> Problem requirements
Each line of the data that includes the string "Alapohjat" is to be copied out.

> Material for the task
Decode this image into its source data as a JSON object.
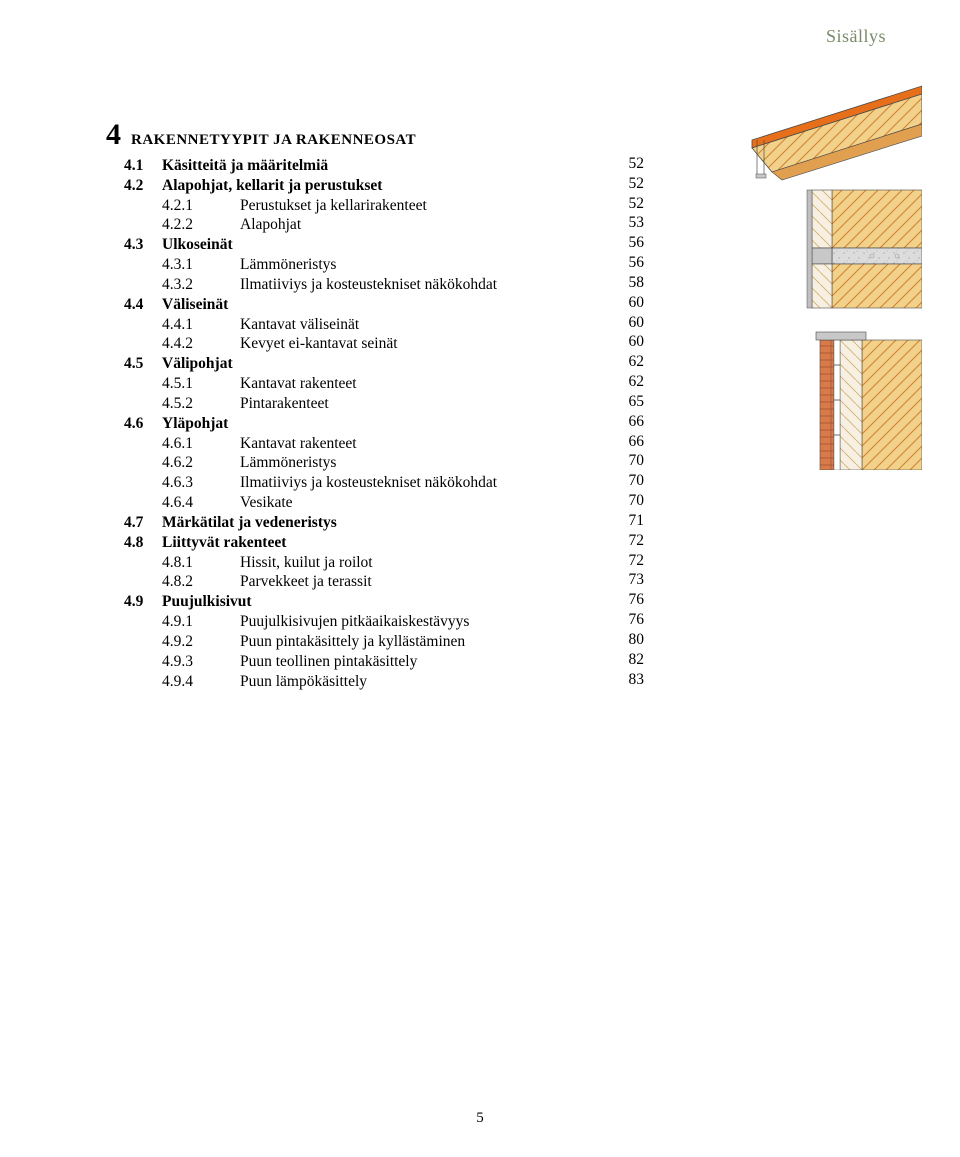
{
  "header": "Sisällys",
  "chapter": {
    "num": "4",
    "title": "RAKENNETYYPIT JA RAKENNEOSAT"
  },
  "toc": [
    {
      "level": 1,
      "num": "4.1",
      "label": "Käsitteitä ja määritelmiä",
      "page": "52"
    },
    {
      "level": 1,
      "num": "4.2",
      "label": "Alapohjat, kellarit ja perustukset",
      "page": "52"
    },
    {
      "level": 2,
      "num": "4.2.1",
      "label": "Perustukset ja kellarirakenteet",
      "page": "52"
    },
    {
      "level": 2,
      "num": "4.2.2",
      "label": "Alapohjat",
      "page": "53"
    },
    {
      "level": 1,
      "num": "4.3",
      "label": "Ulkoseinät",
      "page": "56"
    },
    {
      "level": 2,
      "num": "4.3.1",
      "label": "Lämmöneristys",
      "page": "56"
    },
    {
      "level": 2,
      "num": "4.3.2",
      "label": "Ilmatiiviys ja kosteustekniset näkökohdat",
      "page": "58"
    },
    {
      "level": 1,
      "num": "4.4",
      "label": "Väliseinät",
      "page": "60"
    },
    {
      "level": 2,
      "num": "4.4.1",
      "label": "Kantavat väliseinät",
      "page": "60"
    },
    {
      "level": 2,
      "num": "4.4.2",
      "label": "Kevyet ei-kantavat seinät",
      "page": "60"
    },
    {
      "level": 1,
      "num": "4.5",
      "label": "Välipohjat",
      "page": "62"
    },
    {
      "level": 2,
      "num": "4.5.1",
      "label": "Kantavat rakenteet",
      "page": "62"
    },
    {
      "level": 2,
      "num": "4.5.2",
      "label": "Pintarakenteet",
      "page": "65"
    },
    {
      "level": 1,
      "num": "4.6",
      "label": "Yläpohjat",
      "page": "66"
    },
    {
      "level": 2,
      "num": "4.6.1",
      "label": "Kantavat rakenteet",
      "page": "66"
    },
    {
      "level": 2,
      "num": "4.6.2",
      "label": "Lämmöneristys",
      "page": "70"
    },
    {
      "level": 2,
      "num": "4.6.3",
      "label": "Ilmatiiviys ja kosteustekniset näkökohdat",
      "page": "70"
    },
    {
      "level": 2,
      "num": "4.6.4",
      "label": "Vesikate",
      "page": "70"
    },
    {
      "level": 1,
      "num": "4.7",
      "label": "Märkätilat ja vedeneristys",
      "page": "71"
    },
    {
      "level": 1,
      "num": "4.8",
      "label": "Liittyvät rakenteet",
      "page": "72"
    },
    {
      "level": 2,
      "num": "4.8.1",
      "label": "Hissit, kuilut ja roilot",
      "page": "72"
    },
    {
      "level": 2,
      "num": "4.8.2",
      "label": "Parvekkeet ja terassit",
      "page": "73"
    },
    {
      "level": 1,
      "num": "4.9",
      "label": "Puujulkisivut",
      "page": "76"
    },
    {
      "level": 2,
      "num": "4.9.1",
      "label": "Puujulkisivujen pitkäaikaiskestävyys",
      "page": "76"
    },
    {
      "level": 2,
      "num": "4.9.2",
      "label": "Puun pintakäsittely ja kyllästäminen",
      "page": "80"
    },
    {
      "level": 2,
      "num": "4.9.3",
      "label": "Puun teollinen pintakäsittely",
      "page": "82"
    },
    {
      "level": 2,
      "num": "4.9.4",
      "label": "Puun lämpökäsittely",
      "page": "83"
    }
  ],
  "pageNumber": "5",
  "illustration": {
    "roof_color": "#e86f1a",
    "beam_color": "#e0a050",
    "insulation_color": "#f2d28a",
    "hatch_color": "#d08030",
    "outline_color": "#4a4a4a",
    "concrete_color": "#c8c8c8",
    "inner_panel_color": "#f6efe2",
    "brick_color": "#d97a4a",
    "background": "#ffffff"
  }
}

> Result
      "label": "Alapohjat, kellarit ja perustukset",
      "label": "Alapohjat",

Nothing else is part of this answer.